DO THIS » Gather from the material every line that contains the string "Female".

═══ LISTING

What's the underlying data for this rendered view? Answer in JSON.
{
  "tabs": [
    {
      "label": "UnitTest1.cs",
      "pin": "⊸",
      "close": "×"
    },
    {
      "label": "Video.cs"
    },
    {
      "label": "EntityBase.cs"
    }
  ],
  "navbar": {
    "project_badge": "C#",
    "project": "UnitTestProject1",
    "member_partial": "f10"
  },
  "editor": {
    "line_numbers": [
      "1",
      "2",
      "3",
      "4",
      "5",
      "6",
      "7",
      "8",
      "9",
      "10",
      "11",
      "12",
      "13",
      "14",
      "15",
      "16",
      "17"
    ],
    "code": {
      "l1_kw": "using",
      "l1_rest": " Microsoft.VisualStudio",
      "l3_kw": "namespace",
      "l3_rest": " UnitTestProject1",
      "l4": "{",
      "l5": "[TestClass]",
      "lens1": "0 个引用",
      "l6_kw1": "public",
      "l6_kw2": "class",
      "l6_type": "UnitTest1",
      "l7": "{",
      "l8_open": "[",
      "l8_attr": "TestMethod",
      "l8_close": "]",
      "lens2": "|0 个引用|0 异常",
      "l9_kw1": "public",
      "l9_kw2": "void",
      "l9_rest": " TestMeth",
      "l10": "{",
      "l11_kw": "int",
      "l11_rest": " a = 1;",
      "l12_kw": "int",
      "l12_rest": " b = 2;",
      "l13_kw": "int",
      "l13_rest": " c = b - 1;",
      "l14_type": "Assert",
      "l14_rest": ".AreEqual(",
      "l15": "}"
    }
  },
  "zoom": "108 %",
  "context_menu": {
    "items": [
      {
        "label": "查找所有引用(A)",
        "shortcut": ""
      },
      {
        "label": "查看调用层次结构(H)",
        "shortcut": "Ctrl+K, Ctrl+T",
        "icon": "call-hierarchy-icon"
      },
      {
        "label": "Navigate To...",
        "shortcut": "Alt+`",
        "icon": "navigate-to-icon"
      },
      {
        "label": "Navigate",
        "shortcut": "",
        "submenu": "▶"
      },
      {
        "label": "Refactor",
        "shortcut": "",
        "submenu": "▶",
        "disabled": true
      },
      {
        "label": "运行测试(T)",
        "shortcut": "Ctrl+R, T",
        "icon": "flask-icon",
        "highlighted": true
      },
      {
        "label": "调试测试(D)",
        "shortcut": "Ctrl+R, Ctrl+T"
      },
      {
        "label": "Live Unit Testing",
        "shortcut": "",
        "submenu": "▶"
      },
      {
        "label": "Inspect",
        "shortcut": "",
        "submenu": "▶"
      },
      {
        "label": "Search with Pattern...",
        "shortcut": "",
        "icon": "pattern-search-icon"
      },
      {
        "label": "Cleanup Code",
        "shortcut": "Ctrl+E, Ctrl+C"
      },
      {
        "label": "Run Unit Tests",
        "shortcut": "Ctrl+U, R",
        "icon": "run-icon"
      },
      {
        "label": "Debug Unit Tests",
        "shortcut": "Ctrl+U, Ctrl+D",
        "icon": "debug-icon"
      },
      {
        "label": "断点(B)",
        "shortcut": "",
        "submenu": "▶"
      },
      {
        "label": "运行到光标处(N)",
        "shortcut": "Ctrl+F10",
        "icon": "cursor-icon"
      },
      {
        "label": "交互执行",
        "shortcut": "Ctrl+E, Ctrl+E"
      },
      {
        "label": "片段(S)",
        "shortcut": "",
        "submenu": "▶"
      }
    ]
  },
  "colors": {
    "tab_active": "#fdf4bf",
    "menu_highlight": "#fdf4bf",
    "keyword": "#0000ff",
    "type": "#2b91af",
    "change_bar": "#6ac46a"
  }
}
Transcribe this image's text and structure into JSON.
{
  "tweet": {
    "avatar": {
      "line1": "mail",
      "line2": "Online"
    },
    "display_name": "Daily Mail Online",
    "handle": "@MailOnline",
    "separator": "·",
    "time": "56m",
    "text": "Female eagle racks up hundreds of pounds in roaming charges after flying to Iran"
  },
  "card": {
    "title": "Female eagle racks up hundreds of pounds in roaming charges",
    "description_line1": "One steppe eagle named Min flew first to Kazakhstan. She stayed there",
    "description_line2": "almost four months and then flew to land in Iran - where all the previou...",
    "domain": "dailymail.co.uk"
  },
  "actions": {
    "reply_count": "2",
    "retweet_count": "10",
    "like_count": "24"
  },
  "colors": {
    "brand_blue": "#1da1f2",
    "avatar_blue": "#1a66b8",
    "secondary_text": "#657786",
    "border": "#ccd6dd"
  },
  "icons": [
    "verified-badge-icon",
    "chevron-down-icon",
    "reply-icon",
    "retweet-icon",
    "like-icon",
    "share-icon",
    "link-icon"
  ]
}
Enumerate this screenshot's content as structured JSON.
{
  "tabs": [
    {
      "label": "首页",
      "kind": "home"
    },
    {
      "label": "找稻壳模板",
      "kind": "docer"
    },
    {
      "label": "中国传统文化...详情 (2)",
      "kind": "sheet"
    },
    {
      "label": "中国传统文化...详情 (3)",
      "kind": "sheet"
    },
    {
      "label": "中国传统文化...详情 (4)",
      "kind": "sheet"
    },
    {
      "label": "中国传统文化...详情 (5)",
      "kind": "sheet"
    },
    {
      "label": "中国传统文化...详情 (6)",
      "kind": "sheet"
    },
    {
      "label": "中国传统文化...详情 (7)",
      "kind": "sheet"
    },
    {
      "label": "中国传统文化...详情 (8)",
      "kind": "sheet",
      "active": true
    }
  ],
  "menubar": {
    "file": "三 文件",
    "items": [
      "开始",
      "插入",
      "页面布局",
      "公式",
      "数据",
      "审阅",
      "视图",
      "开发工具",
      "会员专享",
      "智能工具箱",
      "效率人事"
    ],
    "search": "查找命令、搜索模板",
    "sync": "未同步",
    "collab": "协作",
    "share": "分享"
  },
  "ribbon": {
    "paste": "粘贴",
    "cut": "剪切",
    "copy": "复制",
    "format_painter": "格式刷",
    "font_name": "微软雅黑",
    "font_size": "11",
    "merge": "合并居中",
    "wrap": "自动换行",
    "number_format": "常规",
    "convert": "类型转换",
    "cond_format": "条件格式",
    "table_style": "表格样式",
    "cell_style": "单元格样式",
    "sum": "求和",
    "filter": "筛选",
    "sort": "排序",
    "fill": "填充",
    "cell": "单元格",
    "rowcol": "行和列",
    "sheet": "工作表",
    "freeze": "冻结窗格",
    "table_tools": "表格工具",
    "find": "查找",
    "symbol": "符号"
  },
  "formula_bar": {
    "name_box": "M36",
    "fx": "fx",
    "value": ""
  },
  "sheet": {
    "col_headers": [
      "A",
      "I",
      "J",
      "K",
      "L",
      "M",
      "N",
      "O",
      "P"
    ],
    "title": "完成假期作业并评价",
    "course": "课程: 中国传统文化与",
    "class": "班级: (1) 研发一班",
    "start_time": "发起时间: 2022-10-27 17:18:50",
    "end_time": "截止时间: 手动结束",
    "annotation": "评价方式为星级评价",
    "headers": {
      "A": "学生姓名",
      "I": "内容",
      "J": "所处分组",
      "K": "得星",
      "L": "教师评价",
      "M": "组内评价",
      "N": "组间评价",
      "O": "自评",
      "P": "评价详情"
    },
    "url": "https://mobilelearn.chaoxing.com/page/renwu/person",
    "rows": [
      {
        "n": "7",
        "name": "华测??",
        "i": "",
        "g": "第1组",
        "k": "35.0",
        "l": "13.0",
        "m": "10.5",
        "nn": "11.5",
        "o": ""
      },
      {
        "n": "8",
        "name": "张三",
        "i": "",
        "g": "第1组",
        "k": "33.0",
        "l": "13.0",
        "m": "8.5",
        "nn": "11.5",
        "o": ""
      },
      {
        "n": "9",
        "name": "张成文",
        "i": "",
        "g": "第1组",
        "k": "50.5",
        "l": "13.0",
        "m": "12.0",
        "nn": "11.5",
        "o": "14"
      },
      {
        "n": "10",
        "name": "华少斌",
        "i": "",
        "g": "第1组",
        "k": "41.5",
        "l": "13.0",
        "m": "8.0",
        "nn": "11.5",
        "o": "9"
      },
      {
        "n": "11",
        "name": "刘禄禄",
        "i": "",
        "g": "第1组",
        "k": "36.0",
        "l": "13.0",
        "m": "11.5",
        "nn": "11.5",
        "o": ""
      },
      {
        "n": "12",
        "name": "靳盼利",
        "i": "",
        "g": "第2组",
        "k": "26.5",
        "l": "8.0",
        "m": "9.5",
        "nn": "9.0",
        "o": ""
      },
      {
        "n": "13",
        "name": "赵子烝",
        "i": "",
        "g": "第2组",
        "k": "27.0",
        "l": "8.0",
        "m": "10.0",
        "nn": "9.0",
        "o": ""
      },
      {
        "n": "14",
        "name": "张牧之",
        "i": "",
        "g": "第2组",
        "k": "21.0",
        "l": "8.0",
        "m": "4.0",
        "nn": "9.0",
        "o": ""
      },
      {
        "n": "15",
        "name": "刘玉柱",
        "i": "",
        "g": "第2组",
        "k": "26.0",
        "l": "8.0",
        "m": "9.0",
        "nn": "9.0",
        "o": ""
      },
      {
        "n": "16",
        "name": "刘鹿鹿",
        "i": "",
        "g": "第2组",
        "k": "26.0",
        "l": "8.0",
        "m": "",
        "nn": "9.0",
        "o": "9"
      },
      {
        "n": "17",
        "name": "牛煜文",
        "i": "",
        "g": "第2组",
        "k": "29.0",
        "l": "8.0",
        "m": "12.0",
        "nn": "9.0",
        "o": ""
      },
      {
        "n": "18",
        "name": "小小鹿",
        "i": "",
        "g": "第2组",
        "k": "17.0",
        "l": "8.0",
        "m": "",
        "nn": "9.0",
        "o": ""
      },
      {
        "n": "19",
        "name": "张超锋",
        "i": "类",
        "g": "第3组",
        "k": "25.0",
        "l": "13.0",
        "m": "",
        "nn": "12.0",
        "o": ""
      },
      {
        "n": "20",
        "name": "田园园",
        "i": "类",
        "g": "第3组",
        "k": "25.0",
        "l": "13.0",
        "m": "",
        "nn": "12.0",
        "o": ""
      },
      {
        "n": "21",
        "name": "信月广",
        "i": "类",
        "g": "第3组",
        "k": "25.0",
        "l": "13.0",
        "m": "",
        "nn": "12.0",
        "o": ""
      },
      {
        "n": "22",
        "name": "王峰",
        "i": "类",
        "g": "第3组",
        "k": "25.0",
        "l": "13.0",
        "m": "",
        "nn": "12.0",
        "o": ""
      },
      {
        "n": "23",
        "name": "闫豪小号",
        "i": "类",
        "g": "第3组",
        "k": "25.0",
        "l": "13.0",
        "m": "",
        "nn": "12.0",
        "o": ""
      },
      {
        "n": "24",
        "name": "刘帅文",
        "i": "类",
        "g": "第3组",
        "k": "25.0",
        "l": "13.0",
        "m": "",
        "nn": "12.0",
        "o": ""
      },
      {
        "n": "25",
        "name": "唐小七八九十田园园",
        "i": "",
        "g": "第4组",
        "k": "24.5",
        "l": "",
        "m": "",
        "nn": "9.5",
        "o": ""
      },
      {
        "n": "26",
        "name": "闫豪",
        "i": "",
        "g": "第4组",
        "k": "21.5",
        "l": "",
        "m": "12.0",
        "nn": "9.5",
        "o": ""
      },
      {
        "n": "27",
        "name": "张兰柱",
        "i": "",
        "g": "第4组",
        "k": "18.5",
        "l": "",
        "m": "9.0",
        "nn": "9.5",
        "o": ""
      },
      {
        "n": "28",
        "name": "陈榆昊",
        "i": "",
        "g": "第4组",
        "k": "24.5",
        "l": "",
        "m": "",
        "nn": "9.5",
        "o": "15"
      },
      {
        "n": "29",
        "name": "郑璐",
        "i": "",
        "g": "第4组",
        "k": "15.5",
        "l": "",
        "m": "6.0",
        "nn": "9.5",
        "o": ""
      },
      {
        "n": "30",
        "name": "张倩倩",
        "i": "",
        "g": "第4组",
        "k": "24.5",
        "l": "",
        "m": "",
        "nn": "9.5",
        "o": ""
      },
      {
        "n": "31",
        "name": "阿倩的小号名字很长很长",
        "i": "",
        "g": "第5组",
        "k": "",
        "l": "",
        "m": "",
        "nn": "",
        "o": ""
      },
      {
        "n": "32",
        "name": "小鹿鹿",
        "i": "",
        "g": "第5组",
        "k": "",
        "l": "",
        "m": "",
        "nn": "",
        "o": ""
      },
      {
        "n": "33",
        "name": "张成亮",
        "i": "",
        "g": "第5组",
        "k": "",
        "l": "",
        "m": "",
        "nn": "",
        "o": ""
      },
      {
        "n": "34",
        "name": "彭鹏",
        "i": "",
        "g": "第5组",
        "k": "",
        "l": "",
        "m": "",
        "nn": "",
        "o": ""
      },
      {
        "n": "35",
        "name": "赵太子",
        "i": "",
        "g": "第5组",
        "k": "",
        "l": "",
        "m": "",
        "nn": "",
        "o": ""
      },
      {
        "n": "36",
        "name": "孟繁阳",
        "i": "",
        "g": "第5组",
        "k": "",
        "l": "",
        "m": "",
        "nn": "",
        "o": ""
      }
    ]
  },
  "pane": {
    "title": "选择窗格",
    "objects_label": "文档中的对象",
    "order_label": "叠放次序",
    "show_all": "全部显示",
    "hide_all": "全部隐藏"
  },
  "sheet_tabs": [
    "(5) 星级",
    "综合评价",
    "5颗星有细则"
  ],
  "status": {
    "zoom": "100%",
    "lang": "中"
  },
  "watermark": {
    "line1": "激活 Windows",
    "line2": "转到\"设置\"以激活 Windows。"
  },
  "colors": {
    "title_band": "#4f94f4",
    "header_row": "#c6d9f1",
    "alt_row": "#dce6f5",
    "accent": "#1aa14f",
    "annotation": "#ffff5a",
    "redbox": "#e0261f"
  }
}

══════

SOLUTION TO THIS EXERCISE »
    "text": "Female eagle racks up hundreds of pounds in roaming charges after flying to Iran"
    "title": "Female eagle racks up hundreds of pounds in roaming charges",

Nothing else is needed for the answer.